Instruction:
Faithfully return all lines, omitting every embedded picture.

Supplied data:
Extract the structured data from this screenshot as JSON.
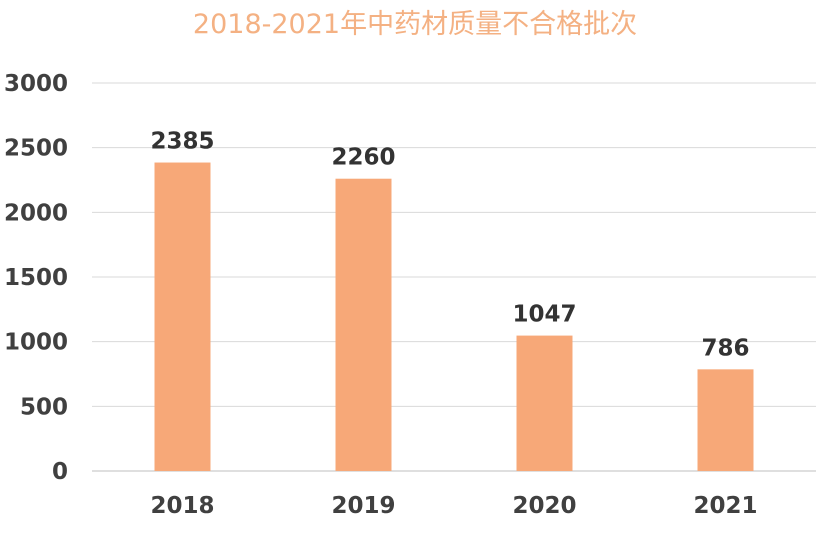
{
  "chart_data": {
    "type": "bar",
    "title": "2018-2021年中药材质量不合格批次",
    "categories": [
      "2018",
      "2019",
      "2020",
      "2021"
    ],
    "values": [
      2385,
      2260,
      1047,
      786
    ],
    "data_labels": [
      "2385",
      "2260",
      "1047",
      "786"
    ],
    "y_ticks": [
      "0",
      "500",
      "1000",
      "1500",
      "2000",
      "2500",
      "3000"
    ],
    "ylim": [
      0,
      3000
    ],
    "xlabel": "",
    "ylabel": "",
    "grid": true,
    "legend": "none",
    "colors": {
      "bar": "#F7A878",
      "title": "#F4B183",
      "grid": "#D9D9D9",
      "axis": "#BFBFBF"
    }
  }
}
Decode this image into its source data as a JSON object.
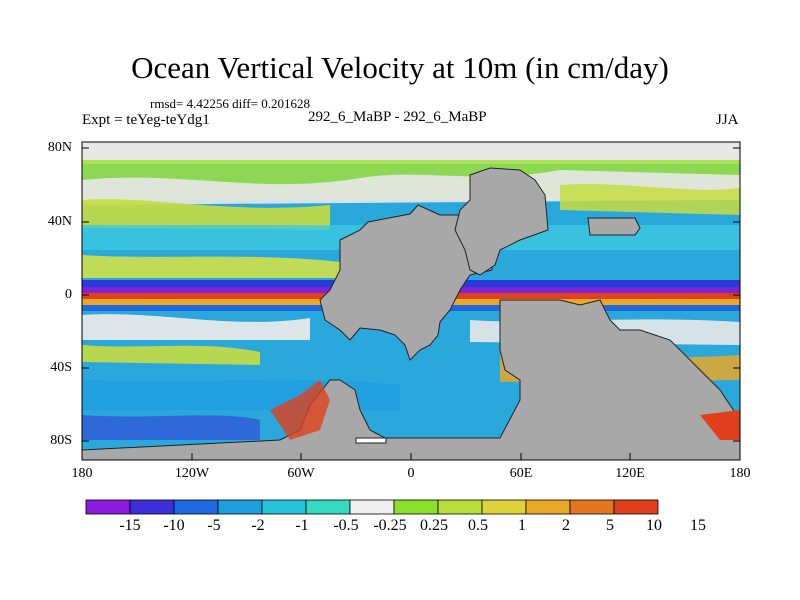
{
  "header": {
    "title": "Ocean Vertical Velocity at 10m (in cm/day)",
    "stats": "rmsd= 4.42256 diff= 0.201628",
    "experiment": "Expt = teYeg-teYdg1",
    "comparison": "292_6_MaBP - 292_6_MaBP",
    "season": "JJA"
  },
  "axes": {
    "y_ticks": [
      "80N",
      "40N",
      "0",
      "40S",
      "80S"
    ],
    "x_ticks": [
      "180",
      "120W",
      "60W",
      "0",
      "60E",
      "120E",
      "180"
    ]
  },
  "colorbar": {
    "colors": [
      "#8c1be0",
      "#3d2fd8",
      "#1f68e0",
      "#1f9ee0",
      "#26c4dc",
      "#33d9c0",
      "#eeeeee",
      "#8ae02a",
      "#b8dc3c",
      "#e0d23a",
      "#e8a828",
      "#e47820",
      "#e0401c"
    ],
    "labels": [
      "-15",
      "-10",
      "-5",
      "-2",
      "-1",
      "-0.5",
      "-0.25",
      "0.25",
      "0.5",
      "1",
      "2",
      "5",
      "10",
      "15"
    ]
  },
  "land_color": "#a8a8a8"
}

Correct response:
Extract the structured data from this screenshot as JSON.
{
  "chart_data": {
    "type": "bar",
    "title": "2018-2021年中药材质量不合格批次",
    "categories": [
      "2018",
      "2019",
      "2020",
      "2021"
    ],
    "values": [
      2385,
      2260,
      1047,
      786
    ],
    "data_labels": [
      "2385",
      "2260",
      "1047",
      "786"
    ],
    "y_ticks": [
      "0",
      "500",
      "1000",
      "1500",
      "2000",
      "2500",
      "3000"
    ],
    "ylim": [
      0,
      3000
    ],
    "xlabel": "",
    "ylabel": "",
    "grid": true,
    "legend": "none",
    "colors": {
      "bar": "#F7A878",
      "title": "#F4B183",
      "grid": "#D9D9D9",
      "axis": "#BFBFBF"
    }
  }
}
Decode this image into its source data as a JSON object.
{
  "header": {
    "title": "Ocean Vertical Velocity at 10m (in cm/day)",
    "stats": "rmsd= 4.42256 diff= 0.201628",
    "experiment": "Expt = teYeg-teYdg1",
    "comparison": "292_6_MaBP - 292_6_MaBP",
    "season": "JJA"
  },
  "axes": {
    "y_ticks": [
      "80N",
      "40N",
      "0",
      "40S",
      "80S"
    ],
    "x_ticks": [
      "180",
      "120W",
      "60W",
      "0",
      "60E",
      "120E",
      "180"
    ]
  },
  "colorbar": {
    "colors": [
      "#8c1be0",
      "#3d2fd8",
      "#1f68e0",
      "#1f9ee0",
      "#26c4dc",
      "#33d9c0",
      "#eeeeee",
      "#8ae02a",
      "#b8dc3c",
      "#e0d23a",
      "#e8a828",
      "#e47820",
      "#e0401c"
    ],
    "labels": [
      "-15",
      "-10",
      "-5",
      "-2",
      "-1",
      "-0.5",
      "-0.25",
      "0.25",
      "0.5",
      "1",
      "2",
      "5",
      "10",
      "15"
    ]
  },
  "land_color": "#a8a8a8"
}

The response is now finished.